** Problem to solve **
Word for word, retype every entry in the listing.
--- start of Input data ---
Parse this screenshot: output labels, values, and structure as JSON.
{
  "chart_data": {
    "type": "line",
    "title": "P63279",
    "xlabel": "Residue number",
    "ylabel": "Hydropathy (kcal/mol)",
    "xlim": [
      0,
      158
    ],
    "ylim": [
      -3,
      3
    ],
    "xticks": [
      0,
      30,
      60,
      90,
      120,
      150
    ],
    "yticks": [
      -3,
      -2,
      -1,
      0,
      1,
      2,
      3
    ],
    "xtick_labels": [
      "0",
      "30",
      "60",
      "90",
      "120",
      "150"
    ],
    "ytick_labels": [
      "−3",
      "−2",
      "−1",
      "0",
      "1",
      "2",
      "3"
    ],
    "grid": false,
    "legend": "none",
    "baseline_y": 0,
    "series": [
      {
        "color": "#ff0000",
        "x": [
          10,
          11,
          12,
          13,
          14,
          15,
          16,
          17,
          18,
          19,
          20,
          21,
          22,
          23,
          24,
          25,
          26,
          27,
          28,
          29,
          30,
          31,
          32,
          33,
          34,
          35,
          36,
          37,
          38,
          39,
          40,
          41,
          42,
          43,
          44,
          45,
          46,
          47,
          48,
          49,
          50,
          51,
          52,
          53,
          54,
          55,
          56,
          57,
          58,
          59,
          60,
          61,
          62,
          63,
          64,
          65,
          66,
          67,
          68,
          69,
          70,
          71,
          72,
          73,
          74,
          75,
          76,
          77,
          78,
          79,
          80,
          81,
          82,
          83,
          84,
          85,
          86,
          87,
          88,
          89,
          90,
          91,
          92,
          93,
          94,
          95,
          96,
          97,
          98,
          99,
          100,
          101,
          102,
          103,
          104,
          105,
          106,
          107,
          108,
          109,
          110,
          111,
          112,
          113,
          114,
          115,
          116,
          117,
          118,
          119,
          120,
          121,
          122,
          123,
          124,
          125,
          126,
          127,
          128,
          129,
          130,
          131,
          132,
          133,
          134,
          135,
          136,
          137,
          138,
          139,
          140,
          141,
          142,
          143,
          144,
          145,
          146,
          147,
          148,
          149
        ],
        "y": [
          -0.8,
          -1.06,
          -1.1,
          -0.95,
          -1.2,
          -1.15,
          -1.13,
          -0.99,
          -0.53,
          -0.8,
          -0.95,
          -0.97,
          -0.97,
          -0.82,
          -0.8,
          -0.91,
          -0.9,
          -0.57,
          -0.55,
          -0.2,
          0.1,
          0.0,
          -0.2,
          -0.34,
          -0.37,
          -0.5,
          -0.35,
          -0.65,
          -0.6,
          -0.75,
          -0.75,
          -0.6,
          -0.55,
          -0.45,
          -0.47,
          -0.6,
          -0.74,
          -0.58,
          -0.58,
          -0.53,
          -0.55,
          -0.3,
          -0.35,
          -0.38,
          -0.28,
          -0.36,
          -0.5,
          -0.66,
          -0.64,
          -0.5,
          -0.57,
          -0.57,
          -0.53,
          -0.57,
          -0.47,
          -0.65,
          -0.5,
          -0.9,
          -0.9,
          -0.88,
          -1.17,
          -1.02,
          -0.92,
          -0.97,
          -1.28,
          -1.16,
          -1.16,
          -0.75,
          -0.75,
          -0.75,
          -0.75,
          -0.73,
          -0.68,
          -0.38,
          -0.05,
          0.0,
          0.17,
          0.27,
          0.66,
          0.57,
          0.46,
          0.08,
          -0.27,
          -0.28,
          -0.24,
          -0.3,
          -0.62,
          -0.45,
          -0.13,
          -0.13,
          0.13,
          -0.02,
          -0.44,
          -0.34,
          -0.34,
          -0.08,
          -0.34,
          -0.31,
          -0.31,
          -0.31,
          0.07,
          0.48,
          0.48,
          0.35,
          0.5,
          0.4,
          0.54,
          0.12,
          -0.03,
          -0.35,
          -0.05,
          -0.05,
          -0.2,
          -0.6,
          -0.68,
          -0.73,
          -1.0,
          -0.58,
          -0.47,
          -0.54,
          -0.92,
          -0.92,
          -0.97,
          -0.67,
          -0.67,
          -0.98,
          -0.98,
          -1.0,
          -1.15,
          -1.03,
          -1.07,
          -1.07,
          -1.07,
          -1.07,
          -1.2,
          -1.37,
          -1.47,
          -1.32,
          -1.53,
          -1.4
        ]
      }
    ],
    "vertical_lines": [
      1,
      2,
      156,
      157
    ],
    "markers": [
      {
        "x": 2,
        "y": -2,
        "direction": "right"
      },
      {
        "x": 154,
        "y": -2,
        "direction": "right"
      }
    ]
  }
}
--- end of Input data ---
** Task output **
Parse this screenshot: output labels, values, and structure as JSON.
{
  "chart_data": {
    "type": "line",
    "title": "P63279",
    "xlabel": "Residue number",
    "ylabel": "Hydropathy (kcal/mol)",
    "xlim": [
      0,
      158
    ],
    "ylim": [
      -3,
      3
    ],
    "xticks": [
      0,
      30,
      60,
      90,
      120,
      150
    ],
    "yticks": [
      -3,
      -2,
      -1,
      0,
      1,
      2,
      3
    ],
    "xtick_labels": [
      "0",
      "30",
      "60",
      "90",
      "120",
      "150"
    ],
    "ytick_labels": [
      "−3",
      "−2",
      "−1",
      "0",
      "1",
      "2",
      "3"
    ],
    "grid": false,
    "legend": "none",
    "baseline_y": 0,
    "series": [
      {
        "color": "#ff0000",
        "x": [
          10,
          11,
          12,
          13,
          14,
          15,
          16,
          17,
          18,
          19,
          20,
          21,
          22,
          23,
          24,
          25,
          26,
          27,
          28,
          29,
          30,
          31,
          32,
          33,
          34,
          35,
          36,
          37,
          38,
          39,
          40,
          41,
          42,
          43,
          44,
          45,
          46,
          47,
          48,
          49,
          50,
          51,
          52,
          53,
          54,
          55,
          56,
          57,
          58,
          59,
          60,
          61,
          62,
          63,
          64,
          65,
          66,
          67,
          68,
          69,
          70,
          71,
          72,
          73,
          74,
          75,
          76,
          77,
          78,
          79,
          80,
          81,
          82,
          83,
          84,
          85,
          86,
          87,
          88,
          89,
          90,
          91,
          92,
          93,
          94,
          95,
          96,
          97,
          98,
          99,
          100,
          101,
          102,
          103,
          104,
          105,
          106,
          107,
          108,
          109,
          110,
          111,
          112,
          113,
          114,
          115,
          116,
          117,
          118,
          119,
          120,
          121,
          122,
          123,
          124,
          125,
          126,
          127,
          128,
          129,
          130,
          131,
          132,
          133,
          134,
          135,
          136,
          137,
          138,
          139,
          140,
          141,
          142,
          143,
          144,
          145,
          146,
          147,
          148,
          149
        ],
        "y": [
          -0.8,
          -1.06,
          -1.1,
          -0.95,
          -1.2,
          -1.15,
          -1.13,
          -0.99,
          -0.53,
          -0.8,
          -0.95,
          -0.97,
          -0.97,
          -0.82,
          -0.8,
          -0.91,
          -0.9,
          -0.57,
          -0.55,
          -0.2,
          0.1,
          0.0,
          -0.2,
          -0.34,
          -0.37,
          -0.5,
          -0.35,
          -0.65,
          -0.6,
          -0.75,
          -0.75,
          -0.6,
          -0.55,
          -0.45,
          -0.47,
          -0.6,
          -0.74,
          -0.58,
          -0.58,
          -0.53,
          -0.55,
          -0.3,
          -0.35,
          -0.38,
          -0.28,
          -0.36,
          -0.5,
          -0.66,
          -0.64,
          -0.5,
          -0.57,
          -0.57,
          -0.53,
          -0.57,
          -0.47,
          -0.65,
          -0.5,
          -0.9,
          -0.9,
          -0.88,
          -1.17,
          -1.02,
          -0.92,
          -0.97,
          -1.28,
          -1.16,
          -1.16,
          -0.75,
          -0.75,
          -0.75,
          -0.75,
          -0.73,
          -0.68,
          -0.38,
          -0.05,
          0.0,
          0.17,
          0.27,
          0.66,
          0.57,
          0.46,
          0.08,
          -0.27,
          -0.28,
          -0.24,
          -0.3,
          -0.62,
          -0.45,
          -0.13,
          -0.13,
          0.13,
          -0.02,
          -0.44,
          -0.34,
          -0.34,
          -0.08,
          -0.34,
          -0.31,
          -0.31,
          -0.31,
          0.07,
          0.48,
          0.48,
          0.35,
          0.5,
          0.4,
          0.54,
          0.12,
          -0.03,
          -0.35,
          -0.05,
          -0.05,
          -0.2,
          -0.6,
          -0.68,
          -0.73,
          -1.0,
          -0.58,
          -0.47,
          -0.54,
          -0.92,
          -0.92,
          -0.97,
          -0.67,
          -0.67,
          -0.98,
          -0.98,
          -1.0,
          -1.15,
          -1.03,
          -1.07,
          -1.07,
          -1.07,
          -1.07,
          -1.2,
          -1.37,
          -1.47,
          -1.32,
          -1.53,
          -1.4
        ]
      }
    ],
    "vertical_lines": [
      1,
      2,
      156,
      157
    ],
    "markers": [
      {
        "x": 2,
        "y": -2,
        "direction": "right"
      },
      {
        "x": 154,
        "y": -2,
        "direction": "right"
      }
    ]
  }
}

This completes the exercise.